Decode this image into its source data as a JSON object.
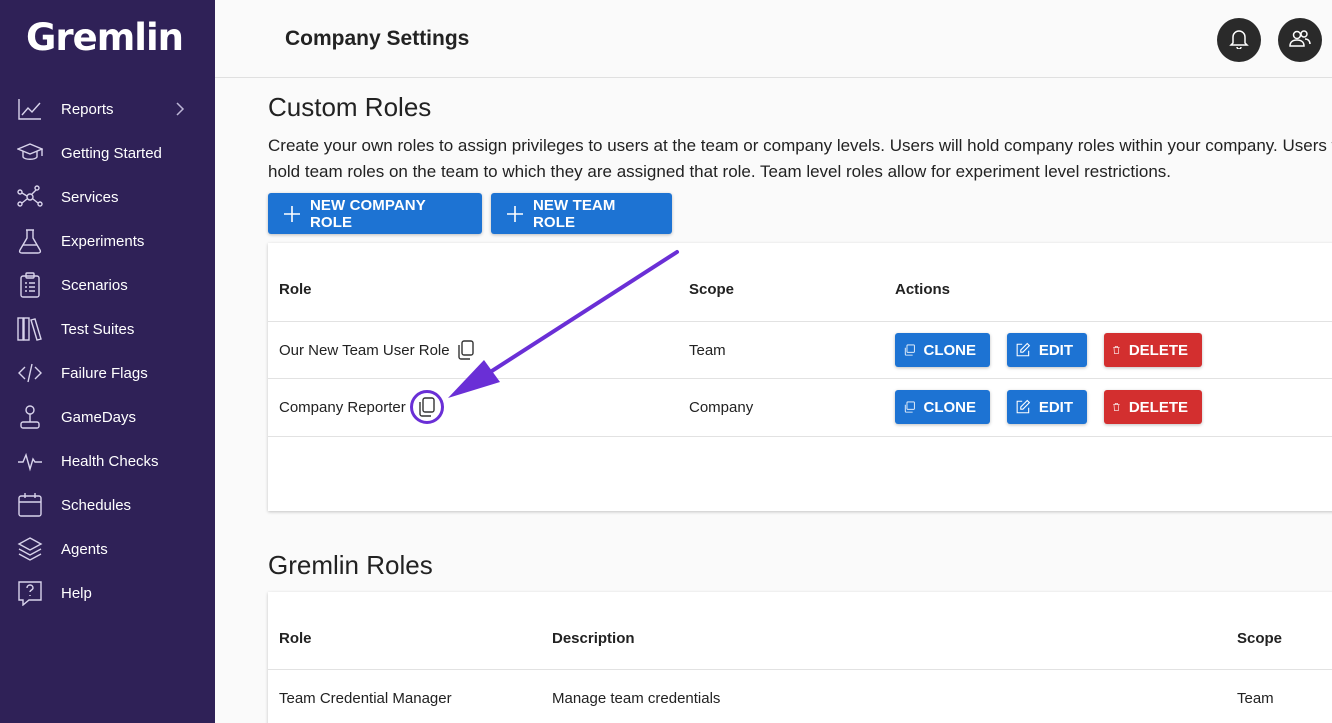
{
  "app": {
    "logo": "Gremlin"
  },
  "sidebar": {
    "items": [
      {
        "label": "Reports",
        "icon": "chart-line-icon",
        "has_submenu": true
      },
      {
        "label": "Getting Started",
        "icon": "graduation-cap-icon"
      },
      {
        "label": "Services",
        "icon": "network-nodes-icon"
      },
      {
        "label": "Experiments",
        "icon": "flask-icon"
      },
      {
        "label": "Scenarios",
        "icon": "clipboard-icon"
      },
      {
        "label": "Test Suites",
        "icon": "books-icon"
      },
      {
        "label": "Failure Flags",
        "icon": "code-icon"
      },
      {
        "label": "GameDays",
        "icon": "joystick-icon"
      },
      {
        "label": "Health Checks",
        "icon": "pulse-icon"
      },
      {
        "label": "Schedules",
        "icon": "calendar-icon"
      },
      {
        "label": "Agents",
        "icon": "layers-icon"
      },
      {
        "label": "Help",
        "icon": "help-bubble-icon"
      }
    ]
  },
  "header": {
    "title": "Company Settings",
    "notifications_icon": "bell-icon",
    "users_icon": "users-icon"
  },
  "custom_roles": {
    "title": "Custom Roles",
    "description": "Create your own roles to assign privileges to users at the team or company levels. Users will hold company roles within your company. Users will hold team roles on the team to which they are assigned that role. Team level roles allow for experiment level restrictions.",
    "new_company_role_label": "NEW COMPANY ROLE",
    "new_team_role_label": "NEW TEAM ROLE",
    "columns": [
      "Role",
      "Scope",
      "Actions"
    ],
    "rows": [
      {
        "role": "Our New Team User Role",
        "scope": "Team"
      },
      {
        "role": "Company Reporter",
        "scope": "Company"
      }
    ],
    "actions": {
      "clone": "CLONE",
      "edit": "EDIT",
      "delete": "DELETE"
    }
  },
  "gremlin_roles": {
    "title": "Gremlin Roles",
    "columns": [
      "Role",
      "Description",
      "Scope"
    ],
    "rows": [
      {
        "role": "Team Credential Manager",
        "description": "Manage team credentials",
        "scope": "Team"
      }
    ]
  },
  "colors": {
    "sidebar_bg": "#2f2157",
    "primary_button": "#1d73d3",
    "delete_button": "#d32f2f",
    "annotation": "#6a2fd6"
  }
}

+---+

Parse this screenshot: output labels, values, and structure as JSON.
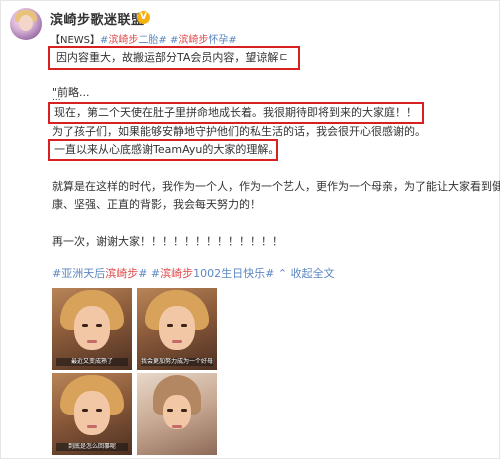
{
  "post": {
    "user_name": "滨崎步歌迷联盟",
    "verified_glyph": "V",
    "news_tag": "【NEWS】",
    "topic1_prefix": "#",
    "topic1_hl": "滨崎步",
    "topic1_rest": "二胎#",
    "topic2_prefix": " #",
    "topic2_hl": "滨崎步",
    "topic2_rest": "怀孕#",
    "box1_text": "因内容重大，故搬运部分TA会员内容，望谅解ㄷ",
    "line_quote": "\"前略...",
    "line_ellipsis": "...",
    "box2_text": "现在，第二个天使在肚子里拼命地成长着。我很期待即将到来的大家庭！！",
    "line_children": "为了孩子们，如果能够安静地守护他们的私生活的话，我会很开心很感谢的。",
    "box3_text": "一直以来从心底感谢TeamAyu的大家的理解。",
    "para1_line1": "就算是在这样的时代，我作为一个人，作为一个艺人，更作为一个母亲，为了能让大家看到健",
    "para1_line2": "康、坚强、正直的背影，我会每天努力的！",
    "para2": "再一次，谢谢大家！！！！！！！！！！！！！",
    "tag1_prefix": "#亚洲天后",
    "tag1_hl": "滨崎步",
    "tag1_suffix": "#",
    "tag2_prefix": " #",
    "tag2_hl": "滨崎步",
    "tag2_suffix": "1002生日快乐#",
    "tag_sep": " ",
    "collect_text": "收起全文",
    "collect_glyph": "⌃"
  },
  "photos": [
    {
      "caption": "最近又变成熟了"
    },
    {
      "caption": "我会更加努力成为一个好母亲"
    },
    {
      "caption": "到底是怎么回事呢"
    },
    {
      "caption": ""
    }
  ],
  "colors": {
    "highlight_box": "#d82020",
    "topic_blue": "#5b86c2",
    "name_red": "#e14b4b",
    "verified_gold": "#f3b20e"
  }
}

+---+

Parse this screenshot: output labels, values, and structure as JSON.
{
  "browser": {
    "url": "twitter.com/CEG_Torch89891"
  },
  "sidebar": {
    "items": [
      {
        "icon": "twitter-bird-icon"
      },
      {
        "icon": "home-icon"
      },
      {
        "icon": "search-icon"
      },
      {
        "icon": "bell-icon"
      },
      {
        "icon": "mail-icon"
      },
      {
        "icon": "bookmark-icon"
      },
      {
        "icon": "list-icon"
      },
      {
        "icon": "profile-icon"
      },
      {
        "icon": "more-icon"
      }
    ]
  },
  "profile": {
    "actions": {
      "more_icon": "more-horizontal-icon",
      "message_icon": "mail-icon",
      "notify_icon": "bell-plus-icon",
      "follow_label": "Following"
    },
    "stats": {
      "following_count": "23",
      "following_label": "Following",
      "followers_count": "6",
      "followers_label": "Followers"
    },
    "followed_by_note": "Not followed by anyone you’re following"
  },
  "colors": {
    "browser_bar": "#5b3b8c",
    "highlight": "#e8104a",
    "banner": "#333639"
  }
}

+---+

*Aim*
Copy every line of the records above that holds the word "title".

*Response for this exercise*
    "title": "Company Settings",
    "title": "Custom Roles",
    "title": "Gremlin Roles",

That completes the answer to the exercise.